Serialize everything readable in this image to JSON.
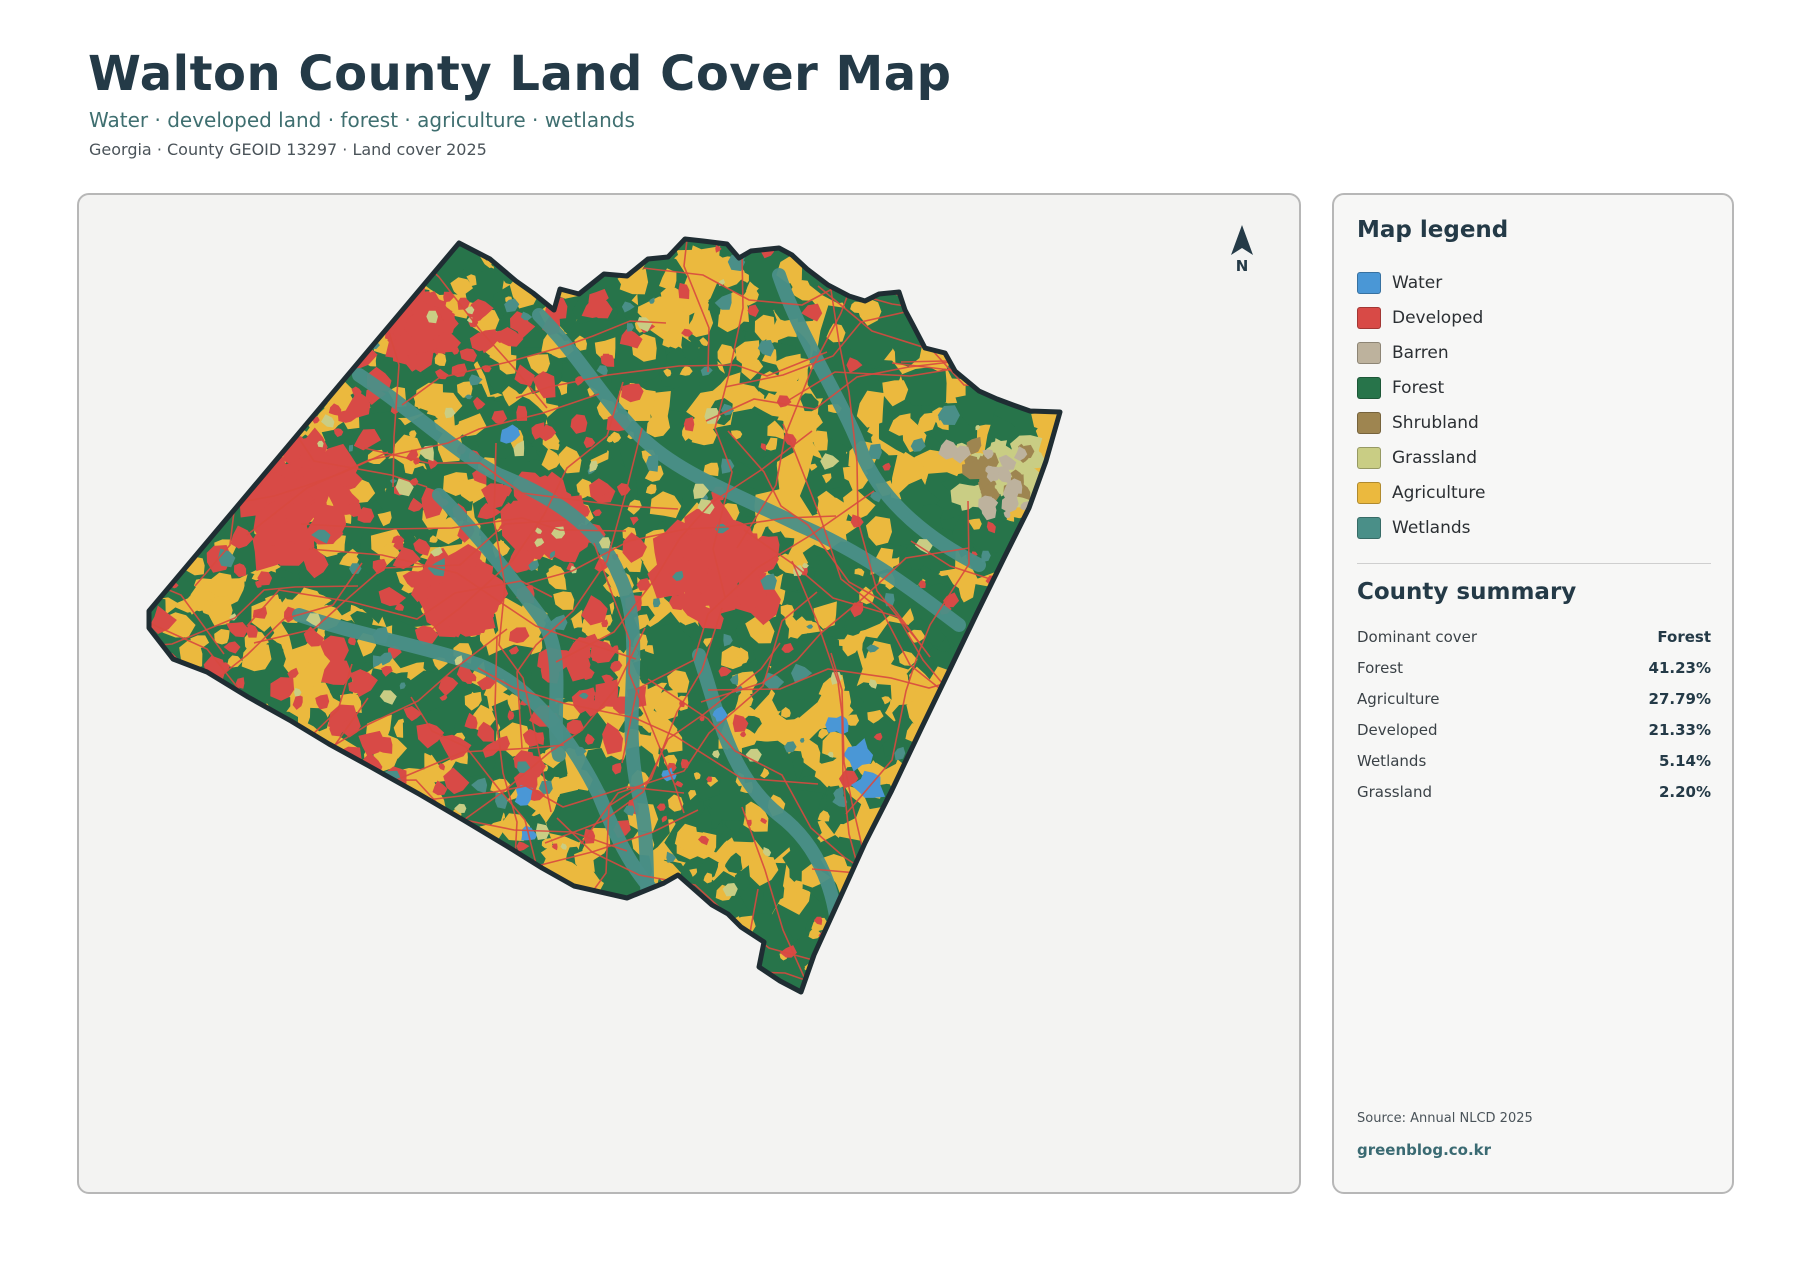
{
  "header": {
    "title": "Walton County Land Cover Map",
    "subtitle": "Water · developed land · forest · agriculture · wetlands",
    "meta": "Georgia · County GEOID 13297 · Land cover 2025"
  },
  "map": {
    "north_label": "N",
    "palette": {
      "water": "#4a97d6",
      "developed": "#d84a46",
      "barren": "#bdb29d",
      "forest": "#27744a",
      "shrubland": "#9e8550",
      "grassland": "#c9cd84",
      "agriculture": "#ebb93e",
      "wetlands": "#4a8f88",
      "border": "#1f2d33",
      "roads": "#d8493f"
    }
  },
  "legend": {
    "title": "Map legend",
    "items": [
      {
        "label": "Water",
        "color": "#4a97d6"
      },
      {
        "label": "Developed",
        "color": "#d84a46"
      },
      {
        "label": "Barren",
        "color": "#bdb29d"
      },
      {
        "label": "Forest",
        "color": "#27744a"
      },
      {
        "label": "Shrubland",
        "color": "#9e8550"
      },
      {
        "label": "Grassland",
        "color": "#c9cd84"
      },
      {
        "label": "Agriculture",
        "color": "#ebb93e"
      },
      {
        "label": "Wetlands",
        "color": "#4a8f88"
      }
    ]
  },
  "summary": {
    "title": "County summary",
    "rows": [
      {
        "key": "Dominant cover",
        "value": "Forest"
      },
      {
        "key": "Forest",
        "value": "41.23%"
      },
      {
        "key": "Agriculture",
        "value": "27.79%"
      },
      {
        "key": "Developed",
        "value": "21.33%"
      },
      {
        "key": "Wetlands",
        "value": "5.14%"
      },
      {
        "key": "Grassland",
        "value": "2.20%"
      }
    ]
  },
  "footer": {
    "source": "Source: Annual NLCD 2025",
    "brand": "greenblog.co.kr"
  }
}
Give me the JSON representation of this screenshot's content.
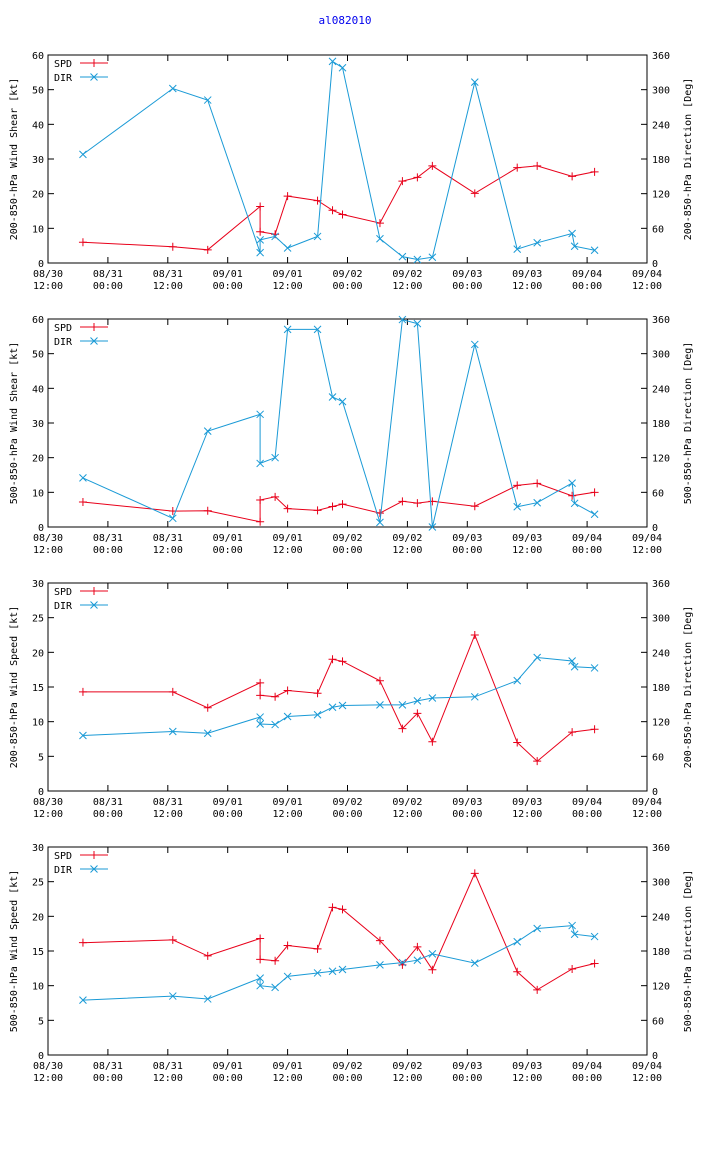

- - -

To be done ▸
Without the pictures, write out the whole listing above exactly as it appears.

Written answer ▸
Serialize everything readable in this image to JSON.
{
  "header": {
    "title": "Walton County Land Cover Map",
    "subtitle": "Water · developed land · forest · agriculture · wetlands",
    "meta": "Georgia · County GEOID 13297 · Land cover 2025"
  },
  "map": {
    "north_label": "N",
    "palette": {
      "water": "#4a97d6",
      "developed": "#d84a46",
      "barren": "#bdb29d",
      "forest": "#27744a",
      "shrubland": "#9e8550",
      "grassland": "#c9cd84",
      "agriculture": "#ebb93e",
      "wetlands": "#4a8f88",
      "border": "#1f2d33",
      "roads": "#d8493f"
    }
  },
  "legend": {
    "title": "Map legend",
    "items": [
      {
        "label": "Water",
        "color": "#4a97d6"
      },
      {
        "label": "Developed",
        "color": "#d84a46"
      },
      {
        "label": "Barren",
        "color": "#bdb29d"
      },
      {
        "label": "Forest",
        "color": "#27744a"
      },
      {
        "label": "Shrubland",
        "color": "#9e8550"
      },
      {
        "label": "Grassland",
        "color": "#c9cd84"
      },
      {
        "label": "Agriculture",
        "color": "#ebb93e"
      },
      {
        "label": "Wetlands",
        "color": "#4a8f88"
      }
    ]
  },
  "summary": {
    "title": "County summary",
    "rows": [
      {
        "key": "Dominant cover",
        "value": "Forest"
      },
      {
        "key": "Forest",
        "value": "41.23%"
      },
      {
        "key": "Agriculture",
        "value": "27.79%"
      },
      {
        "key": "Developed",
        "value": "21.33%"
      },
      {
        "key": "Wetlands",
        "value": "5.14%"
      },
      {
        "key": "Grassland",
        "value": "2.20%"
      }
    ]
  },
  "footer": {
    "source": "Source: Annual NLCD 2025",
    "brand": "greenblog.co.kr"
  }
}
Give me the JSON representation of this screenshot's content.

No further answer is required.